=== What to produce ===
Copy down every line where the string "Reduction" shows up.

=== Supplied entries ===

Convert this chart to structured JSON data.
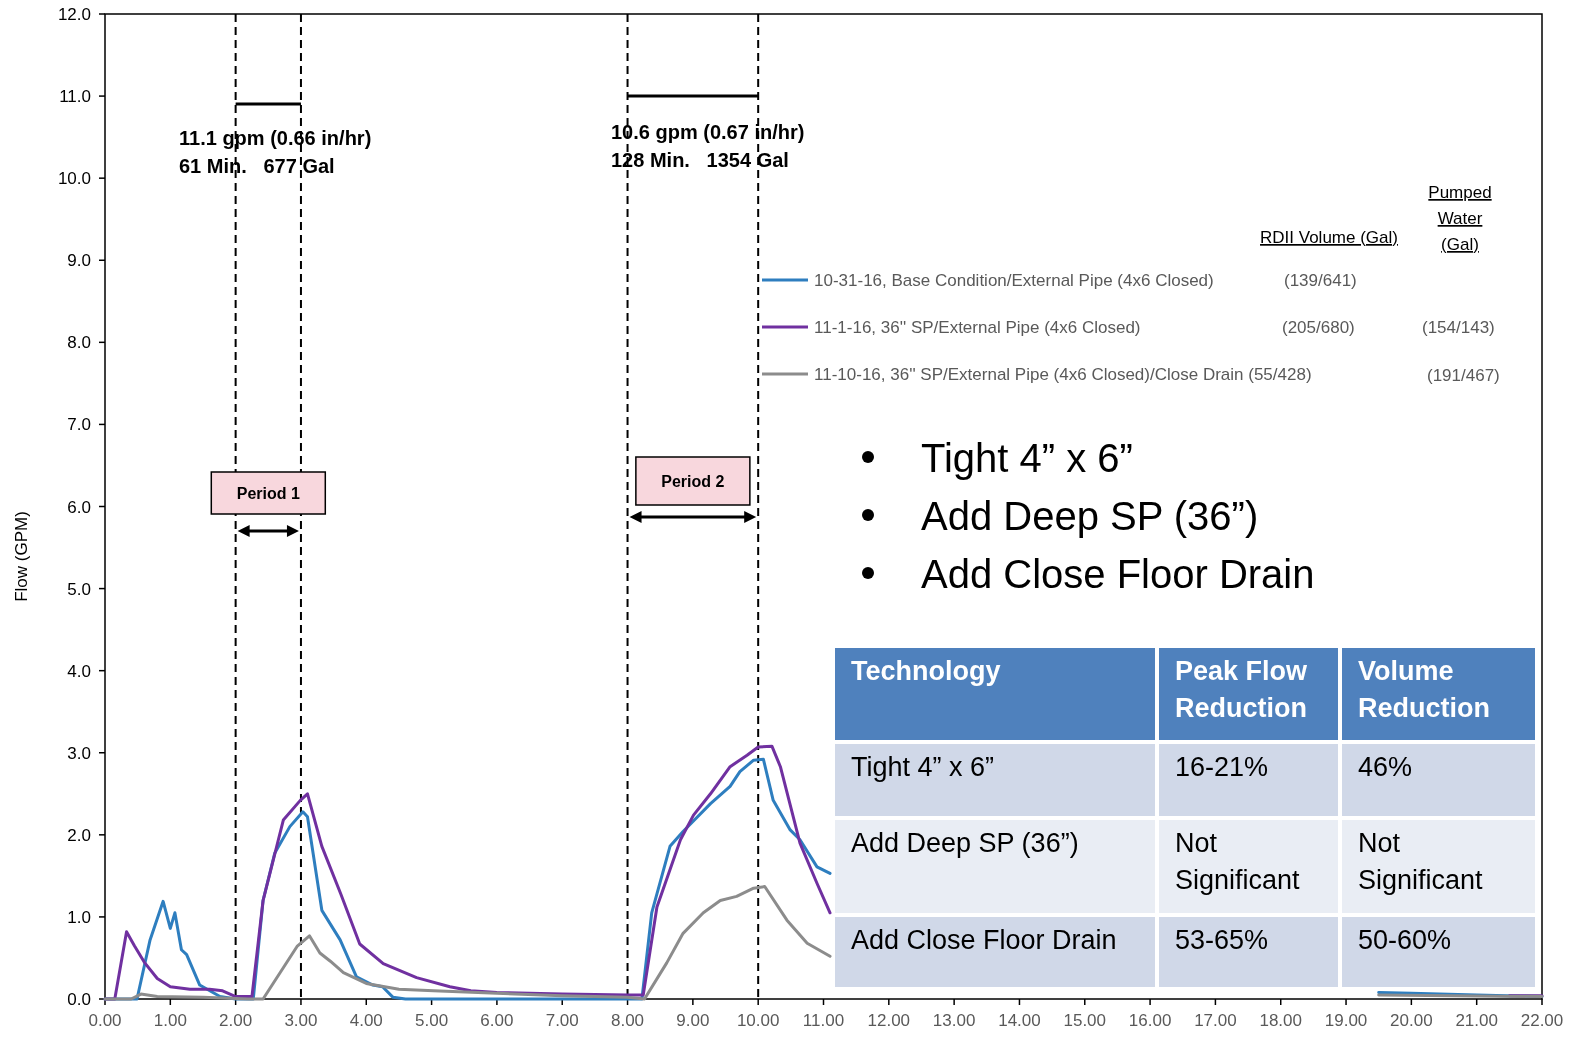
{
  "chart_data": [
    {
      "type": "line",
      "ylabel": "Flow (GPM)",
      "legend": "top right",
      "xlim": [
        0,
        22
      ],
      "ylim": [
        0,
        12
      ],
      "xticks": [
        {
          "value": 0,
          "label": "0.00"
        },
        {
          "value": 1,
          "label": "1.00"
        },
        {
          "value": 2,
          "label": "2.00"
        },
        {
          "value": 3,
          "label": "3.00"
        },
        {
          "value": 4,
          "label": "4.00"
        },
        {
          "value": 5,
          "label": "5.00"
        },
        {
          "value": 6,
          "label": "6.00"
        },
        {
          "value": 7,
          "label": "7.00"
        },
        {
          "value": 8,
          "label": "8.00"
        },
        {
          "value": 9,
          "label": "9.00"
        },
        {
          "value": 10,
          "label": "10.00"
        },
        {
          "value": 11,
          "label": "11.00"
        },
        {
          "value": 12,
          "label": "12.00"
        },
        {
          "value": 13,
          "label": "13.00"
        },
        {
          "value": 14,
          "label": "14.00"
        },
        {
          "value": 15,
          "label": "15.00"
        },
        {
          "value": 16,
          "label": "16.00"
        },
        {
          "value": 17,
          "label": "17.00"
        },
        {
          "value": 18,
          "label": "18.00"
        },
        {
          "value": 19,
          "label": "19.00"
        },
        {
          "value": 20,
          "label": "20.00"
        },
        {
          "value": 21,
          "label": "21.00"
        },
        {
          "value": 22,
          "label": "22.00"
        }
      ],
      "yticks": [
        {
          "value": 0,
          "label": "0.0"
        },
        {
          "value": 1,
          "label": "1.0"
        },
        {
          "value": 2,
          "label": "2.0"
        },
        {
          "value": 3,
          "label": "3.0"
        },
        {
          "value": 4,
          "label": "4.0"
        },
        {
          "value": 5,
          "label": "5.0"
        },
        {
          "value": 6,
          "label": "6.0"
        },
        {
          "value": 7,
          "label": "7.0"
        },
        {
          "value": 8,
          "label": "8.0"
        },
        {
          "value": 9,
          "label": "9.0"
        },
        {
          "value": 10,
          "label": "10.0"
        },
        {
          "value": 11,
          "label": "11.0"
        },
        {
          "value": 12,
          "label": "12.0"
        }
      ],
      "series": [
        {
          "name": "10-31-16, Base Condition/External Pipe (4x6 Closed)",
          "color": "#2e7ebf",
          "x": [
            0,
            0.49,
            0.69,
            0.89,
            1.0,
            1.07,
            1.17,
            1.25,
            1.45,
            1.76,
            2.0,
            2.27,
            2.42,
            2.6,
            2.83,
            3.03,
            3.1,
            3.32,
            3.6,
            3.85,
            4.1,
            4.25,
            4.41,
            4.6,
            6,
            8,
            8.22,
            8.37,
            8.65,
            8.85,
            9.27,
            9.57,
            9.72,
            9.93,
            10.08,
            10.23,
            10.49,
            10.64,
            10.9,
            11.1,
            15,
            19.5,
            20,
            21,
            22
          ],
          "values": [
            0,
            0,
            0.72,
            1.19,
            0.86,
            1.05,
            0.6,
            0.54,
            0.17,
            0.03,
            0,
            0,
            1.2,
            1.78,
            2.1,
            2.28,
            2.22,
            1.08,
            0.72,
            0.27,
            0.17,
            0.15,
            0.02,
            0,
            0,
            0,
            0,
            1.05,
            1.86,
            2.04,
            2.38,
            2.59,
            2.77,
            2.91,
            2.92,
            2.42,
            2.06,
            1.94,
            1.61,
            1.53,
            null,
            0.08,
            0.07,
            0.05,
            0.03
          ]
        },
        {
          "name": "11-1-16, 36'' SP/External Pipe (4x6 Closed)",
          "color": "#7030a0",
          "x": [
            0,
            0.15,
            0.33,
            0.45,
            0.6,
            0.8,
            1.0,
            1.3,
            1.6,
            1.8,
            2.0,
            2.25,
            2.42,
            2.73,
            2.99,
            3.1,
            3.32,
            3.61,
            3.9,
            4.26,
            4.77,
            5.28,
            5.6,
            6,
            7,
            8,
            8.24,
            8.45,
            8.81,
            9.01,
            9.27,
            9.57,
            9.83,
            10.0,
            10.21,
            10.34,
            10.64,
            10.9,
            11.1,
            15,
            21.5,
            22
          ],
          "values": [
            0,
            0,
            0.82,
            0.65,
            0.45,
            0.25,
            0.15,
            0.12,
            0.12,
            0.1,
            0.03,
            0.03,
            1.2,
            2.18,
            2.42,
            2.5,
            1.86,
            1.28,
            0.67,
            0.43,
            0.26,
            0.15,
            0.1,
            0.08,
            0.06,
            0.05,
            0.05,
            1.12,
            1.94,
            2.24,
            2.5,
            2.83,
            2.97,
            3.07,
            3.08,
            2.83,
            1.9,
            1.41,
            1.05,
            null,
            0.04,
            0.04
          ]
        },
        {
          "name": "11-10-16, 36'' SP/External Pipe (4x6 Closed)/Close Drain (55/428)",
          "color": "#8c8c8c",
          "x": [
            0,
            0.4,
            0.55,
            0.8,
            1.5,
            2.2,
            2.42,
            2.68,
            2.94,
            3.13,
            3.29,
            3.45,
            3.65,
            4.0,
            4.5,
            5.03,
            6,
            7,
            8,
            8.26,
            8.6,
            8.85,
            9.16,
            9.42,
            9.67,
            9.93,
            10.1,
            10.44,
            10.75,
            11.1,
            15,
            19.5,
            22
          ],
          "values": [
            0,
            0,
            0.06,
            0.03,
            0.02,
            0,
            0,
            0.32,
            0.64,
            0.77,
            0.56,
            0.46,
            0.32,
            0.19,
            0.12,
            0.1,
            0.07,
            0.04,
            0.02,
            0,
            0.44,
            0.8,
            1.05,
            1.2,
            1.25,
            1.35,
            1.37,
            0.96,
            0.68,
            0.52,
            null,
            0.05,
            0.03
          ]
        }
      ],
      "ref_lines": [
        {
          "axis": "x",
          "value": 2,
          "line_style": "dashed"
        },
        {
          "axis": "x",
          "value": 3,
          "line_style": "dashed"
        },
        {
          "axis": "x",
          "value": 8,
          "line_style": "dashed"
        },
        {
          "axis": "x",
          "value": 10,
          "line_style": "dashed"
        }
      ],
      "annotations": [
        "11.1 gpm (0.66 in/hr)",
        "61 Min.   677 Gal",
        "10.6 gpm (0.67 in/hr)",
        "128 Min.   1354 Gal",
        "RDII Volume (Gal)",
        "Pumped Water (Gal)",
        "(139/641)",
        "(205/680)",
        "(154/143)",
        "(191/467)",
        "Tight 4” x 6”",
        "Add Deep SP (36”)",
        "Add Close Floor Drain",
        "Period 1",
        "Period 2"
      ]
    },
    {
      "type": "other",
      "annotations": [
        "Technology",
        "Peak Flow Reduction",
        "Volume Reduction",
        "Tight 4” x 6”",
        "16-21%",
        "46%",
        "Add Deep SP (36”)",
        "Not Significant",
        "Not Significant",
        "Add Close Floor Drain",
        "53-65%",
        "50-60%"
      ]
    }
  ]
}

=== Answer to the exercise ===
        "Peak Flow Reduction",
        "Volume Reduction",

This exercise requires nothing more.